▸ Dataset records
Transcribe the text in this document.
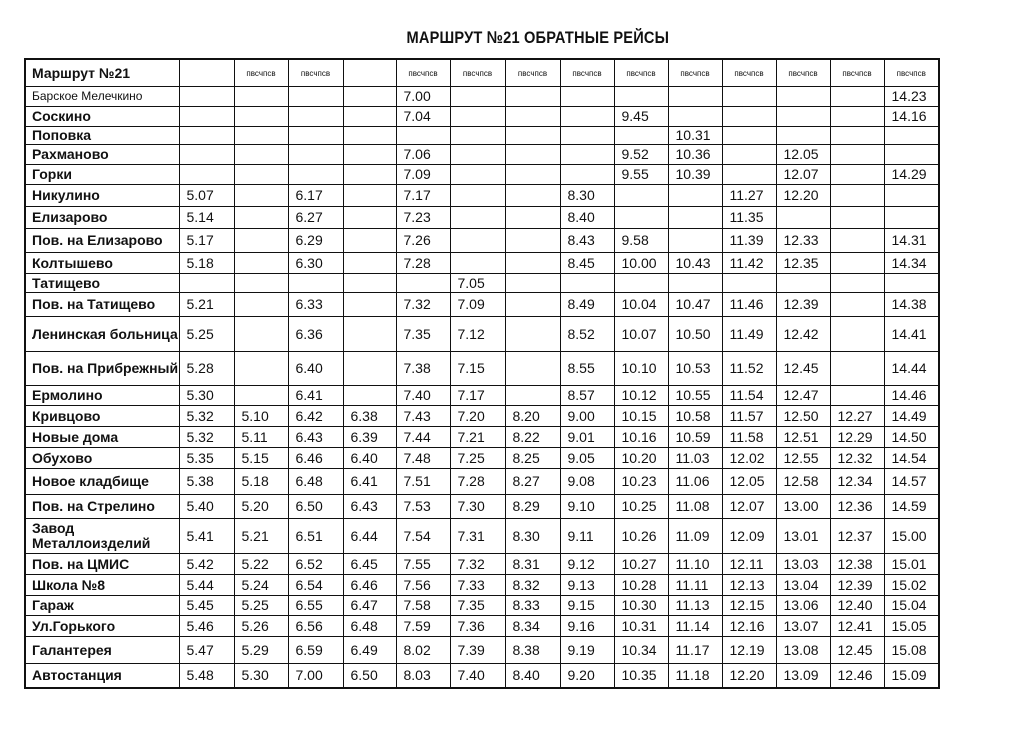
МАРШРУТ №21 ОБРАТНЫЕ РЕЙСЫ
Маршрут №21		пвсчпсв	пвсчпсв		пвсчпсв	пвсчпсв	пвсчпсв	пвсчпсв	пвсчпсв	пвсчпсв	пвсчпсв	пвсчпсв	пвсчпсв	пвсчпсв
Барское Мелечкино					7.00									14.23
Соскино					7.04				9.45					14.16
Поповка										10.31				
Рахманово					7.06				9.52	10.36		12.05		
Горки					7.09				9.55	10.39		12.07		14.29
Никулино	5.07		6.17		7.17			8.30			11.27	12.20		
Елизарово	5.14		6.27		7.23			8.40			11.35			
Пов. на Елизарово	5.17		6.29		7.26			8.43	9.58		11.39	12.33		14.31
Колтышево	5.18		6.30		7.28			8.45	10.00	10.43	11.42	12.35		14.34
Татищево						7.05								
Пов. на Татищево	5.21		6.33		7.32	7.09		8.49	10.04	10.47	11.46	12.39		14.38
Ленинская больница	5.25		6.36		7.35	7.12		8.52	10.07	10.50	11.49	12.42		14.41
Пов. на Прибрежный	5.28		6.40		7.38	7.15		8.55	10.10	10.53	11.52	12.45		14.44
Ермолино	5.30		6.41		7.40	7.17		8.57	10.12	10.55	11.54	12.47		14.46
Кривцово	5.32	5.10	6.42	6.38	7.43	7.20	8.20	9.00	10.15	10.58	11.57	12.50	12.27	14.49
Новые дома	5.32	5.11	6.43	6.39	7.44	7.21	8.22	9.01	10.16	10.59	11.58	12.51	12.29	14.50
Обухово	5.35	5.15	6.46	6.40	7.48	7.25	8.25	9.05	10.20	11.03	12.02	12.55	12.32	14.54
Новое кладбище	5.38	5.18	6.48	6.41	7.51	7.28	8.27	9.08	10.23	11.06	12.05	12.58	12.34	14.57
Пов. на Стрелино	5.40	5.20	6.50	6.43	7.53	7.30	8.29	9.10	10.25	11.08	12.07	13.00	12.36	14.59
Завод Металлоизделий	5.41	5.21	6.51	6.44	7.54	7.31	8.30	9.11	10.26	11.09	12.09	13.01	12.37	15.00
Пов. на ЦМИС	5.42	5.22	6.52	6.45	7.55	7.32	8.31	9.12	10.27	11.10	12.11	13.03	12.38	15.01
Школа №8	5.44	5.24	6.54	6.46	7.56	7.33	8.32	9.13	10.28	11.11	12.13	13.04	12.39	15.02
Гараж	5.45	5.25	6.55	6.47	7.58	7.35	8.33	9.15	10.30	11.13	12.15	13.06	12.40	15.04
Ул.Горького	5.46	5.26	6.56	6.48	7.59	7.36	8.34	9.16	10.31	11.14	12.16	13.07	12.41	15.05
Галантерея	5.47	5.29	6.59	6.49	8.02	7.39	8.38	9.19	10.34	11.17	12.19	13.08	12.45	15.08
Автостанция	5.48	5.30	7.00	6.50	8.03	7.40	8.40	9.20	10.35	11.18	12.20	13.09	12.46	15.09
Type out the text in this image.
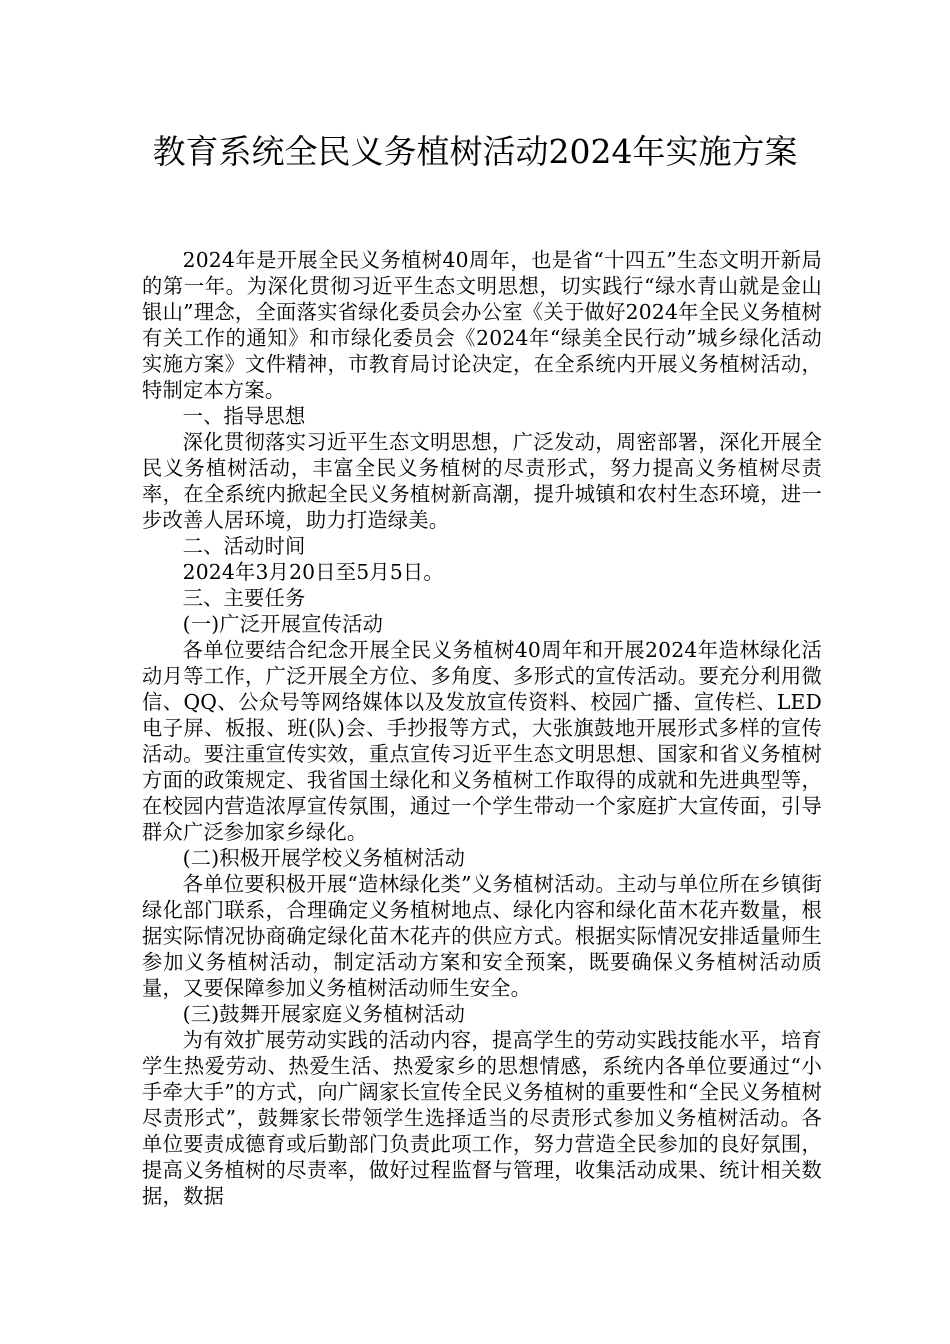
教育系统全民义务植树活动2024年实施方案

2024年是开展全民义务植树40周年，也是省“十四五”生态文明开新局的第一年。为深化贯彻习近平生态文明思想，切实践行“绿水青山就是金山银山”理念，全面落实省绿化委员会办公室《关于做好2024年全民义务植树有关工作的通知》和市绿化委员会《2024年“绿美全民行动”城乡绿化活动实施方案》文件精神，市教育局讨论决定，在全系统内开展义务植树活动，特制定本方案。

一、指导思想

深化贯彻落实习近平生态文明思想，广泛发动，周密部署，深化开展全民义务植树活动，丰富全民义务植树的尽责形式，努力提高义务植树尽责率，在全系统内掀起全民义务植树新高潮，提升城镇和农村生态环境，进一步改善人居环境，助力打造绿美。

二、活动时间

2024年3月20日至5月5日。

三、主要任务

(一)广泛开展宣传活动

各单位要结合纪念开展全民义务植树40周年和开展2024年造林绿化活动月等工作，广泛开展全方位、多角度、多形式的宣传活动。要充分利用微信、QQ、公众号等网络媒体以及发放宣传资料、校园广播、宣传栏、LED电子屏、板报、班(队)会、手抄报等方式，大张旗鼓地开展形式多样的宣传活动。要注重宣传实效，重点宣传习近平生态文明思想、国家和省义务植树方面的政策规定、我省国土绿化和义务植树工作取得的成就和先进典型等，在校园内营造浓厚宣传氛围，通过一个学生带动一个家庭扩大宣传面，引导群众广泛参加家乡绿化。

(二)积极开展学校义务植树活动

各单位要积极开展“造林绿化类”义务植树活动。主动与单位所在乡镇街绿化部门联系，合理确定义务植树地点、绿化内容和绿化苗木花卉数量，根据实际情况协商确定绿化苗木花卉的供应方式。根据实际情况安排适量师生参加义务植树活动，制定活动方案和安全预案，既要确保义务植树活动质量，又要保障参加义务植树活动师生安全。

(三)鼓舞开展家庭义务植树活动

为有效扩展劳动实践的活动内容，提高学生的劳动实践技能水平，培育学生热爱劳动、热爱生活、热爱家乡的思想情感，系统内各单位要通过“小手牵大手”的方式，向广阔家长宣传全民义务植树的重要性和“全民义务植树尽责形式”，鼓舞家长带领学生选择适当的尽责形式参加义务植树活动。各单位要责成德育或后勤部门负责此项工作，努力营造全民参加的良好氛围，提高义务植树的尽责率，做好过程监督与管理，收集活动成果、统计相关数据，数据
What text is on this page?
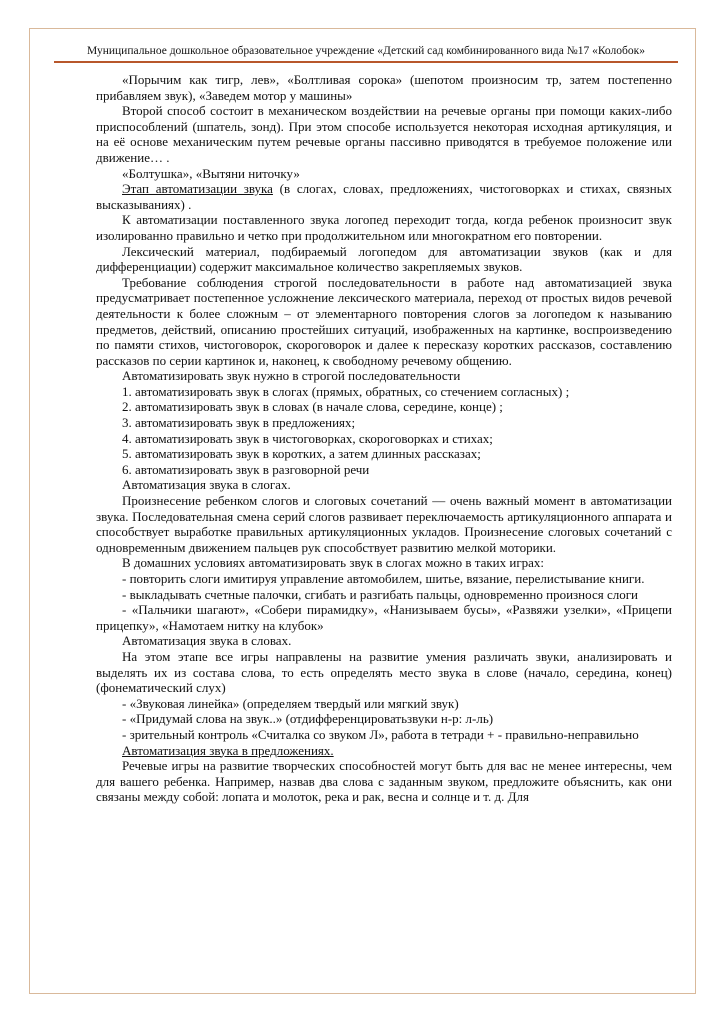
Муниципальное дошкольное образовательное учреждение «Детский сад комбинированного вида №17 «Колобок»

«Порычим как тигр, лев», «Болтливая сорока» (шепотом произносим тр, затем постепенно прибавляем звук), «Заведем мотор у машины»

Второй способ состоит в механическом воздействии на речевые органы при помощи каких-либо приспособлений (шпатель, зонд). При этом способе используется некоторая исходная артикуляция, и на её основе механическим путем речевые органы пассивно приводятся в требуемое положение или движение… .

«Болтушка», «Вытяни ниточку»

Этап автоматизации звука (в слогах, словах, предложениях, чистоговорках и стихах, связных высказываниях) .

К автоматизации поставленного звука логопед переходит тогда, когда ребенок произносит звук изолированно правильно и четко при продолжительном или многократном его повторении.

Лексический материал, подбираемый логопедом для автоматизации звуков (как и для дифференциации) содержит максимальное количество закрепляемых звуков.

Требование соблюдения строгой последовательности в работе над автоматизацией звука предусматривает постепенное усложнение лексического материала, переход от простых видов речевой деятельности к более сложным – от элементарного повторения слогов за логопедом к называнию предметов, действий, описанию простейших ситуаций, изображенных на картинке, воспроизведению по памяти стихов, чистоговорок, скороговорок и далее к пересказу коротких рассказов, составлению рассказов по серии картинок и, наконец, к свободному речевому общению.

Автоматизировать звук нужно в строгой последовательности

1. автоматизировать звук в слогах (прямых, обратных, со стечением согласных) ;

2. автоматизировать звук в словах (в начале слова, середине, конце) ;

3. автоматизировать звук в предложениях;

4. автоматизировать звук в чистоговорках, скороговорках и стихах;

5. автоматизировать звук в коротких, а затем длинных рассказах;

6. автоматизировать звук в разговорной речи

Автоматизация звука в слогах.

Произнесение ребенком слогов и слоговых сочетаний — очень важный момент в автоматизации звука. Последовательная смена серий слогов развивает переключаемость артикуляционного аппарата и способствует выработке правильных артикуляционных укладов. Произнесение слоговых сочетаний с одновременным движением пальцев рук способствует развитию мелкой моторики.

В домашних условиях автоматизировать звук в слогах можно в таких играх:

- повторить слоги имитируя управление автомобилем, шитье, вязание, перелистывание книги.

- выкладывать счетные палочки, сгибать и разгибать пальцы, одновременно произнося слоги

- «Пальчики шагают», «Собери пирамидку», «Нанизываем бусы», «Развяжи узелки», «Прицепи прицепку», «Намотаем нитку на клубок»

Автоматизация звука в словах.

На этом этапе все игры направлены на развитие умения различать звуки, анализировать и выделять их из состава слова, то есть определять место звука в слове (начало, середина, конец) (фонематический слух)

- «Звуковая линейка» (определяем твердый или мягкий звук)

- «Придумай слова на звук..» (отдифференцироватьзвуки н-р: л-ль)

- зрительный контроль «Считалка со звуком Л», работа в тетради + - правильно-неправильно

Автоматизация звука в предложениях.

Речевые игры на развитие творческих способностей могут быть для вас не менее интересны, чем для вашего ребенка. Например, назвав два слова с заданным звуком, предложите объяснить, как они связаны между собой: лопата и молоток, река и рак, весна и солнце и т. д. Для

▸ Stated goal
Where a line of the records above holds the word "Елизарово", copy that line.

▸ The solution
Елизарово	5.14		6.27		7.23			8.40			11.35			
Пов. на Елизарово	5.17		6.29		7.26			8.43	9.58		11.39	12.33		14.31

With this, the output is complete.